Task objective
Set every record down verbatim and omit the pictures.

══════

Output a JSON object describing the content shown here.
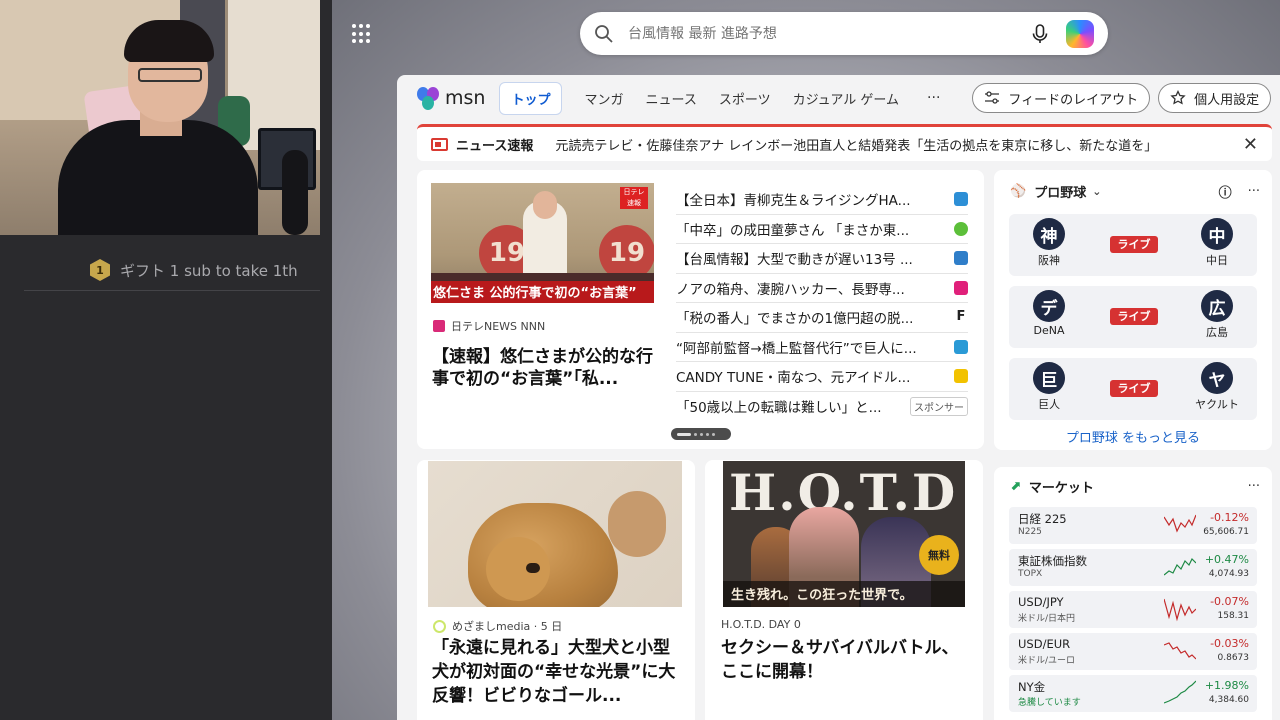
{
  "stream": {
    "gift_badge": "1",
    "gift_text": "ギフト 1 sub to take 1th"
  },
  "search": {
    "placeholder": "台風情報 最新 進路予想"
  },
  "msn": {
    "logo_text": "msn",
    "tabs": [
      {
        "label": "トップ",
        "active": true
      },
      {
        "label": "マンガ"
      },
      {
        "label": "ニュース"
      },
      {
        "label": "スポーツ"
      },
      {
        "label": "カジュアル ゲーム"
      }
    ],
    "more": "···",
    "feed_layout_label": "フィードのレイアウト",
    "personalize_label": "個人用設定"
  },
  "breaking": {
    "label": "ニュース速報",
    "text": "元読売テレビ・佐藤佳奈アナ レインボー池田直人と結婚発表「生活の拠点を東京に移し、新たな道を」",
    "close": "✕"
  },
  "top_story": {
    "image_caption": "悠仁さま 公的行事で初の“お言葉”",
    "source": "日テレNEWS NNN",
    "title": "【速報】悠仁さまが公的な行事で初の“お言葉”「私..."
  },
  "headlines": [
    {
      "text": "【全日本】青柳克生＆ライジングHA...",
      "logo_color": "#2d8fd6"
    },
    {
      "text": "「中卒」の成田童夢さん 「まさか東...",
      "logo_color": "#5cbf3a"
    },
    {
      "text": "【台風情報】大型で動きが遅い13号 ...",
      "logo_color": "#2f7ec9"
    },
    {
      "text": "ノアの箱舟、凄腕ハッカー、長野専...",
      "logo_color": "#e0207a"
    },
    {
      "text": "「税の番人」でまさかの1億円超の脱...",
      "logo_color": "#222222"
    },
    {
      "text": "“阿部前監督→橋上監督代行”で巨人に...",
      "logo_color": "#2a9ad6"
    },
    {
      "text": "CANDY TUNE・南なつ、元アイドル...",
      "logo_color": "#f2c200"
    },
    {
      "text": "「50歳以上の転職は難しい」と...",
      "logo_color": "",
      "sponsor": "スポンサー"
    }
  ],
  "baseball": {
    "title": "プロ野球",
    "chevron": "⌄",
    "info": "ⓘ",
    "dots": "···",
    "games": [
      {
        "home_initial": "神",
        "home_name": "阪神",
        "status": "ライブ",
        "away_initial": "中",
        "away_name": "中日"
      },
      {
        "home_initial": "デ",
        "home_name": "DeNA",
        "status": "ライブ",
        "away_initial": "広",
        "away_name": "広島"
      },
      {
        "home_initial": "巨",
        "home_name": "巨人",
        "status": "ライブ",
        "away_initial": "ヤ",
        "away_name": "ヤクルト"
      }
    ],
    "more_link": "プロ野球 をもっと見る"
  },
  "dog_article": {
    "source": "めざましmedia · 5 日",
    "title": "「永遠に見れる」大型犬と小型犬が初対面の“幸せな光景”に大反響！ビビりなゴール..."
  },
  "hotd_article": {
    "badge": "無料",
    "tagline": "生き残れ。この狂った世界で。",
    "source": "H.O.T.D. DAY 0",
    "title": "セクシー＆サバイバルバトル、ここに開幕！"
  },
  "market": {
    "title": "マーケット",
    "dots": "···",
    "stocks": [
      {
        "name": "日経 225",
        "code": "N225",
        "change": "-0.12%",
        "value": "65,606.71",
        "trend": "down"
      },
      {
        "name": "東証株価指数",
        "code": "TOPX",
        "change": "+0.47%",
        "value": "4,074.93",
        "trend": "up"
      },
      {
        "name": "USD/JPY",
        "code": "米ドル/日本円",
        "change": "-0.07%",
        "value": "158.31",
        "trend": "down"
      },
      {
        "name": "USD/EUR",
        "code": "米ドル/ユーロ",
        "change": "-0.03%",
        "value": "0.8673",
        "trend": "down"
      },
      {
        "name": "NY金",
        "code": "急騰しています",
        "change": "+1.98%",
        "value": "4,384.60",
        "trend": "up"
      }
    ]
  },
  "colors": {
    "accent": "#0f5bd1",
    "breaking_red": "#e0433a",
    "up": "#1e8a45",
    "down": "#c42b2b",
    "live": "#d63232"
  }
}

══════

Correct response
Output a JSON object describing the content shown here.
{
  "stream": {
    "gift_badge": "1",
    "gift_text": "ギフト 1 sub to take 1th"
  },
  "search": {
    "placeholder": "台風情報 最新 進路予想"
  },
  "msn": {
    "logo_text": "msn",
    "tabs": [
      {
        "label": "トップ",
        "active": true
      },
      {
        "label": "マンガ"
      },
      {
        "label": "ニュース"
      },
      {
        "label": "スポーツ"
      },
      {
        "label": "カジュアル ゲーム"
      }
    ],
    "more": "···",
    "feed_layout_label": "フィードのレイアウト",
    "personalize_label": "個人用設定"
  },
  "breaking": {
    "label": "ニュース速報",
    "text": "元読売テレビ・佐藤佳奈アナ レインボー池田直人と結婚発表「生活の拠点を東京に移し、新たな道を」",
    "close": "✕"
  },
  "top_story": {
    "image_caption": "悠仁さま 公的行事で初の“お言葉”",
    "source": "日テレNEWS NNN",
    "title": "【速報】悠仁さまが公的な行事で初の“お言葉”「私..."
  },
  "headlines": [
    {
      "text": "【全日本】青柳克生＆ライジングHA...",
      "logo_color": "#2d8fd6"
    },
    {
      "text": "「中卒」の成田童夢さん 「まさか東...",
      "logo_color": "#5cbf3a"
    },
    {
      "text": "【台風情報】大型で動きが遅い13号 ...",
      "logo_color": "#2f7ec9"
    },
    {
      "text": "ノアの箱舟、凄腕ハッカー、長野専...",
      "logo_color": "#e0207a"
    },
    {
      "text": "「税の番人」でまさかの1億円超の脱...",
      "logo_color": "#222222"
    },
    {
      "text": "“阿部前監督→橋上監督代行”で巨人に...",
      "logo_color": "#2a9ad6"
    },
    {
      "text": "CANDY TUNE・南なつ、元アイドル...",
      "logo_color": "#f2c200"
    },
    {
      "text": "「50歳以上の転職は難しい」と...",
      "logo_color": "",
      "sponsor": "スポンサー"
    }
  ],
  "baseball": {
    "title": "プロ野球",
    "chevron": "⌄",
    "info": "ⓘ",
    "dots": "···",
    "games": [
      {
        "home_initial": "神",
        "home_name": "阪神",
        "status": "ライブ",
        "away_initial": "中",
        "away_name": "中日"
      },
      {
        "home_initial": "デ",
        "home_name": "DeNA",
        "status": "ライブ",
        "away_initial": "広",
        "away_name": "広島"
      },
      {
        "home_initial": "巨",
        "home_name": "巨人",
        "status": "ライブ",
        "away_initial": "ヤ",
        "away_name": "ヤクルト"
      }
    ],
    "more_link": "プロ野球 をもっと見る"
  },
  "dog_article": {
    "source": "めざましmedia · 5 日",
    "title": "「永遠に見れる」大型犬と小型犬が初対面の“幸せな光景”に大反響！ビビりなゴール..."
  },
  "hotd_article": {
    "badge": "無料",
    "tagline": "生き残れ。この狂った世界で。",
    "source": "H.O.T.D. DAY 0",
    "title": "セクシー＆サバイバルバトル、ここに開幕！"
  },
  "market": {
    "title": "マーケット",
    "dots": "···",
    "stocks": [
      {
        "name": "日経 225",
        "code": "N225",
        "change": "-0.12%",
        "value": "65,606.71",
        "trend": "down"
      },
      {
        "name": "東証株価指数",
        "code": "TOPX",
        "change": "+0.47%",
        "value": "4,074.93",
        "trend": "up"
      },
      {
        "name": "USD/JPY",
        "code": "米ドル/日本円",
        "change": "-0.07%",
        "value": "158.31",
        "trend": "down"
      },
      {
        "name": "USD/EUR",
        "code": "米ドル/ユーロ",
        "change": "-0.03%",
        "value": "0.8673",
        "trend": "down"
      },
      {
        "name": "NY金",
        "code": "急騰しています",
        "change": "+1.98%",
        "value": "4,384.60",
        "trend": "up"
      }
    ]
  },
  "colors": {
    "accent": "#0f5bd1",
    "breaking_red": "#e0433a",
    "up": "#1e8a45",
    "down": "#c42b2b",
    "live": "#d63232"
  }
}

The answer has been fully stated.